EXERCISE INSTRUCTIONS>
Go over the listing below line by line and tally those containing "meta". Give only the tally.

+===+

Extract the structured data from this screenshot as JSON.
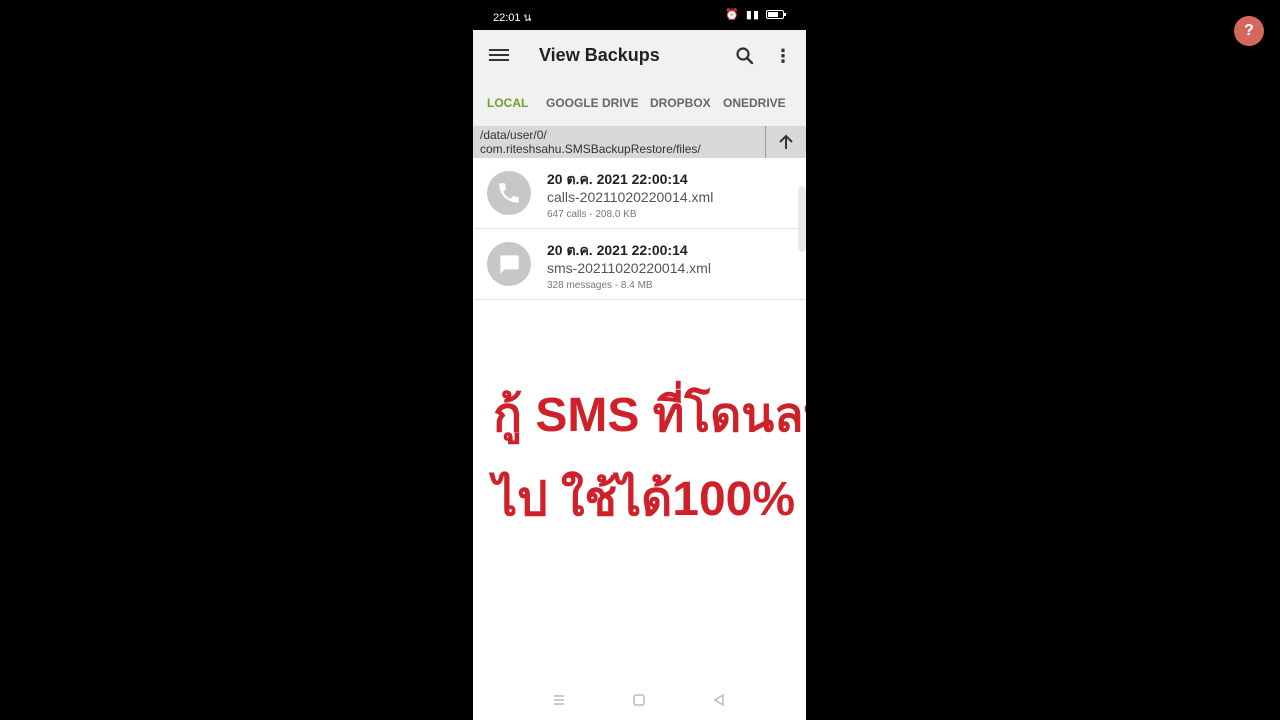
{
  "status": {
    "time": "22:01",
    "time_suffix": "น",
    "battery_level": 0.7
  },
  "appbar": {
    "title": "View Backups",
    "more_symbol": "⋮"
  },
  "tabs": [
    {
      "label": "LOCAL",
      "active": true
    },
    {
      "label": "GOOGLE DRIVE",
      "active": false
    },
    {
      "label": "DROPBOX",
      "active": false
    },
    {
      "label": "ONEDRIVE",
      "active": false
    }
  ],
  "path": {
    "line1": "/data/user/0/",
    "line2": "com.riteshsahu.SMSBackupRestore/files/"
  },
  "backups": [
    {
      "date": "20 ต.ค. 2021 22:00:14",
      "filename": "calls-20211020220014.xml",
      "meta": "647 calls - 208.0 KB",
      "icon": "phone-icon"
    },
    {
      "date": "20 ต.ค. 2021 22:00:14",
      "filename": "sms-20211020220014.xml",
      "meta": "328 messages - 8.4 MB",
      "icon": "message-icon"
    }
  ],
  "overlay": {
    "line1": "กู้ SMS  ที่โดนลบ",
    "line2": "ไป ใช้ได้100%",
    "color": "#d0202a"
  },
  "help": {
    "label": "?"
  }
}
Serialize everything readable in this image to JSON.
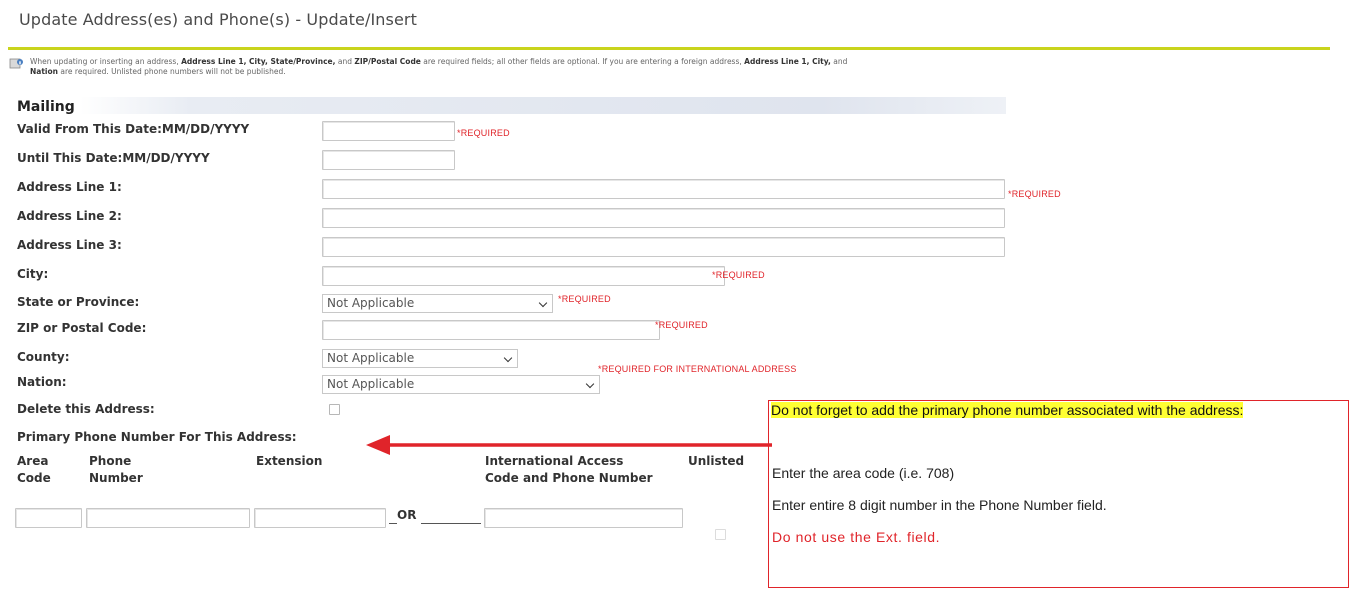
{
  "page": {
    "title": "Update Address(es) and Phone(s) - Update/Insert"
  },
  "info": {
    "icon": "info-icon",
    "part1": "When updating or inserting an address,",
    "bold1": "Address Line 1, City, State/Province,",
    "part2": "and",
    "bold2": "ZIP/Postal Code",
    "part3": "are required fields; all other fields are optional. If you are entering a foreign address,",
    "bold3": "Address Line 1, City,",
    "part4": "and",
    "bold4": "Nation",
    "part5": "are required. Unlisted phone numbers will not be published."
  },
  "section": {
    "title": "Mailing"
  },
  "form": {
    "valid_from_label": "Valid From This Date:MM/DD/YYYY",
    "until_label": "Until This Date:MM/DD/YYYY",
    "address1_label": "Address Line 1:",
    "address2_label": "Address Line 2:",
    "address3_label": "Address Line 3:",
    "city_label": "City:",
    "state_label": "State or Province:",
    "zip_label": "ZIP or Postal Code:",
    "county_label": "County:",
    "nation_label": "Nation:",
    "delete_label": "Delete this Address:",
    "primary_phone_label": "Primary Phone Number For This Address:",
    "state_value": "Not Applicable",
    "county_value": "Not Applicable",
    "nation_value": "Not Applicable",
    "required": "*REQUIRED",
    "required_intl": "*REQUIRED FOR INTERNATIONAL ADDRESS"
  },
  "phone": {
    "col_area": "Area Code",
    "col_phone": "Phone Number",
    "col_ext": "Extension",
    "col_intl": "International Access Code and Phone Number",
    "col_unlisted": "Unlisted",
    "or_label": "OR"
  },
  "note": {
    "highlight": "Do not forget to add the primary phone number associated with the address:",
    "line1": "Enter the area code (i.e. 708)",
    "line2": "Enter entire 8 digit number in the Phone Number field.",
    "line3": "Do not use the Ext. field.",
    "arrow_color": "#e0242a",
    "highlight_color": "#ffff33"
  }
}
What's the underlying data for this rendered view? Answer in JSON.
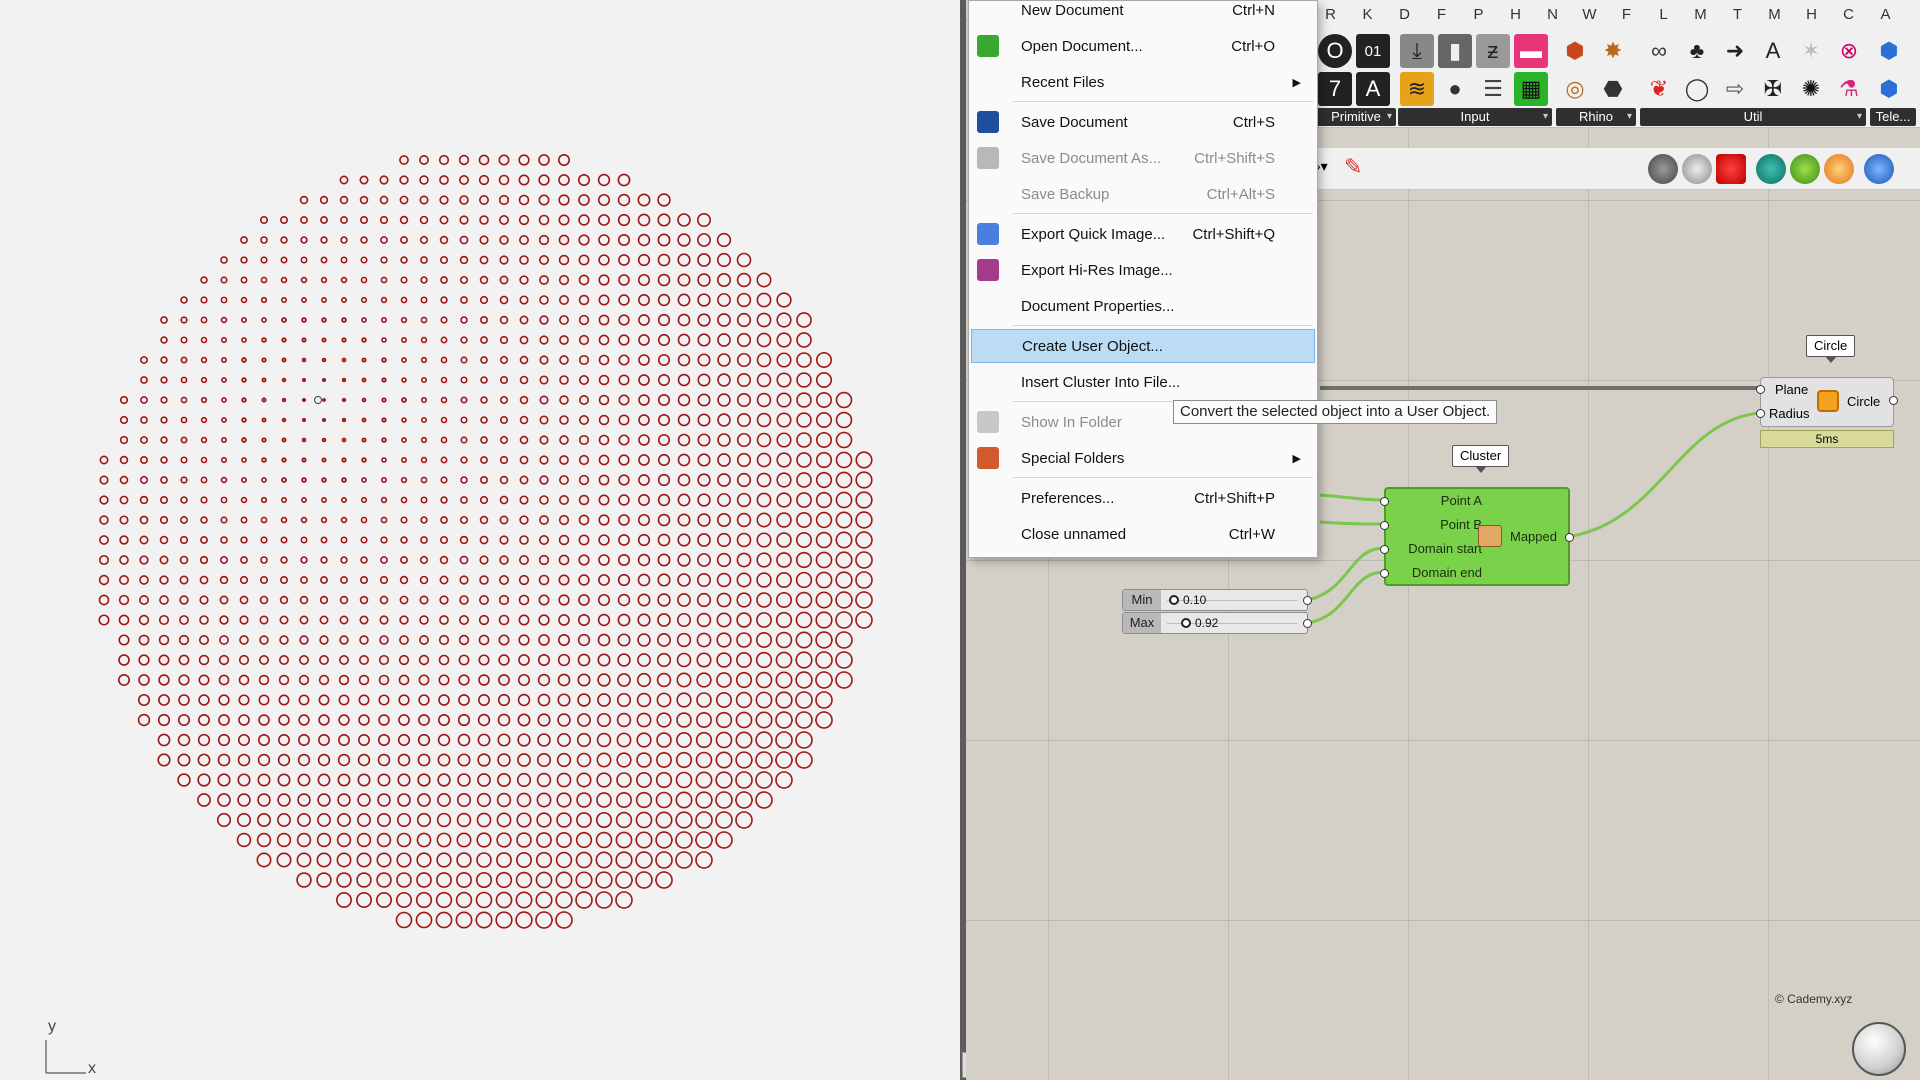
{
  "viewport": {
    "axis_y": "y",
    "axis_x": "x",
    "circle_color": "#a01515"
  },
  "file_menu": {
    "items": [
      {
        "label": "New Document",
        "shortcut": "Ctrl+N",
        "disabled": false
      },
      {
        "label": "Open Document...",
        "shortcut": "Ctrl+O",
        "disabled": false
      },
      {
        "label": "Recent Files",
        "shortcut": "",
        "submenu": true,
        "disabled": false
      },
      {
        "label": "Save Document",
        "shortcut": "Ctrl+S",
        "disabled": false
      },
      {
        "label": "Save Document As...",
        "shortcut": "Ctrl+Shift+S",
        "disabled": true
      },
      {
        "label": "Save Backup",
        "shortcut": "Ctrl+Alt+S",
        "disabled": true
      },
      {
        "label": "Export Quick Image...",
        "shortcut": "Ctrl+Shift+Q",
        "disabled": false
      },
      {
        "label": "Export Hi-Res Image...",
        "shortcut": "",
        "disabled": false
      },
      {
        "label": "Document Properties...",
        "shortcut": "",
        "disabled": false
      },
      {
        "label": "Create User Object...",
        "shortcut": "",
        "disabled": false,
        "highlighted": true
      },
      {
        "label": "Insert Cluster Into File...",
        "shortcut": "",
        "disabled": false
      },
      {
        "label": "Show In Folder",
        "shortcut": "",
        "disabled": true
      },
      {
        "label": "Special Folders",
        "shortcut": "",
        "submenu": true,
        "disabled": false
      },
      {
        "label": "Preferences...",
        "shortcut": "Ctrl+Shift+P",
        "disabled": false
      },
      {
        "label": "Close unnamed",
        "shortcut": "Ctrl+W",
        "disabled": false
      }
    ],
    "submenu_arrow": "▶"
  },
  "tooltip": "Convert the selected object into a User Object.",
  "ribbon": {
    "tab_letters": [
      "R",
      "K",
      "D",
      "F",
      "P",
      "H",
      "N",
      "W",
      "F",
      "L",
      "M",
      "T",
      "M",
      "H",
      "C",
      "A"
    ],
    "panels": [
      {
        "name": "Primitive"
      },
      {
        "name": "Input"
      },
      {
        "name": "Rhino"
      },
      {
        "name": "Util"
      },
      {
        "name": "Tele..."
      }
    ],
    "pin": "▾"
  },
  "canvas": {
    "cluster": {
      "bubble": "Cluster",
      "inputs": [
        "Point A",
        "Point B",
        "Domain start",
        "Domain end"
      ],
      "output": "Mapped",
      "color": "#79d24a"
    },
    "circle": {
      "bubble": "Circle",
      "inputs": [
        "Plane",
        "Radius"
      ],
      "output": "Circle",
      "status": "5ms"
    },
    "sliders": [
      {
        "label": "Min",
        "value": "0.10"
      },
      {
        "label": "Max",
        "value": "0.92"
      }
    ],
    "copyright": "© Cademy.xyz"
  }
}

+===+

WORKED ANSWER>
2